Take the entries below and print all of them exactly, please.

★ ★ ★ ★ ★ ★ ★

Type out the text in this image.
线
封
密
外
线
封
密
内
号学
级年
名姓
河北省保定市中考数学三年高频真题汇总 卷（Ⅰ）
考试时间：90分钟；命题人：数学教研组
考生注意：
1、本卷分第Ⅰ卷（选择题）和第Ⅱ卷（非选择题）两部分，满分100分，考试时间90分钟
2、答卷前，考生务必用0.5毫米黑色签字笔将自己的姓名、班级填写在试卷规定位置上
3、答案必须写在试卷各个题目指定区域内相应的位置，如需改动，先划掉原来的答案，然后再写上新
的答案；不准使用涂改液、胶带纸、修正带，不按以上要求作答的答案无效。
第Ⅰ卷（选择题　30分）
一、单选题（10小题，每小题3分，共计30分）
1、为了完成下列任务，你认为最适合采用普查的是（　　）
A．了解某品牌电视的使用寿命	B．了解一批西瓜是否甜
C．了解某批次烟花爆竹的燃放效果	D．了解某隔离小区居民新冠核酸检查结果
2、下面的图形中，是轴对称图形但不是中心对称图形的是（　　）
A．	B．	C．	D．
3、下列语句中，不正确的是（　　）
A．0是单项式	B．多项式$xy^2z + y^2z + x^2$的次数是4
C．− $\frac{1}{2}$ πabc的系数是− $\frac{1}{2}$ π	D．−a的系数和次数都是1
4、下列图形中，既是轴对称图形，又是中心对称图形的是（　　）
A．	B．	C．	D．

★ ★ ★ ★ ★ ★ ★

Solution below:
Type out the text in this image.
线
封
密
外
线
封
密
内
号学
级年
名姓
河北省保定市中考数学三年高频真题汇总 卷（Ⅰ）
考试时间：90分钟；命题人：数学教研组
考生注意：
1、本卷分第Ⅰ卷（选择题）和第Ⅱ卷（非选择题）两部分，满分100分，考试时间90分钟
2、答卷前，考生务必用0.5毫米黑色签字笔将自己的姓名、班级填写在试卷规定位置上
3、答案必须写在试卷各个题目指定区域内相应的位置，如需改动，先划掉原来的答案，然后再写上新
的答案；不准使用涂改液、胶带纸、修正带，不按以上要求作答的答案无效。
第Ⅰ卷（选择题　30分）
一、单选题（10小题，每小题3分，共计30分）
1、为了完成下列任务，你认为最适合采用普查的是（　　）
A．了解某品牌电视的使用寿命	B．了解一批西瓜是否甜
C．了解某批次烟花爆竹的燃放效果	D．了解某隔离小区居民新冠核酸检查结果
2、下面的图形中，是轴对称图形但不是中心对称图形的是（　　）
A．	B．	C．	D．
3、下列语句中，不正确的是（　　）
A．0是单项式	B．多项式$xy^2z + y^2z + x^2$的次数是4
C．− $\frac{1}{2}$ πabc的系数是− $\frac{1}{2}$ π	D．−a的系数和次数都是1
4、下列图形中，既是轴对称图形，又是中心对称图形的是（　　）
A．	B．	C．	D．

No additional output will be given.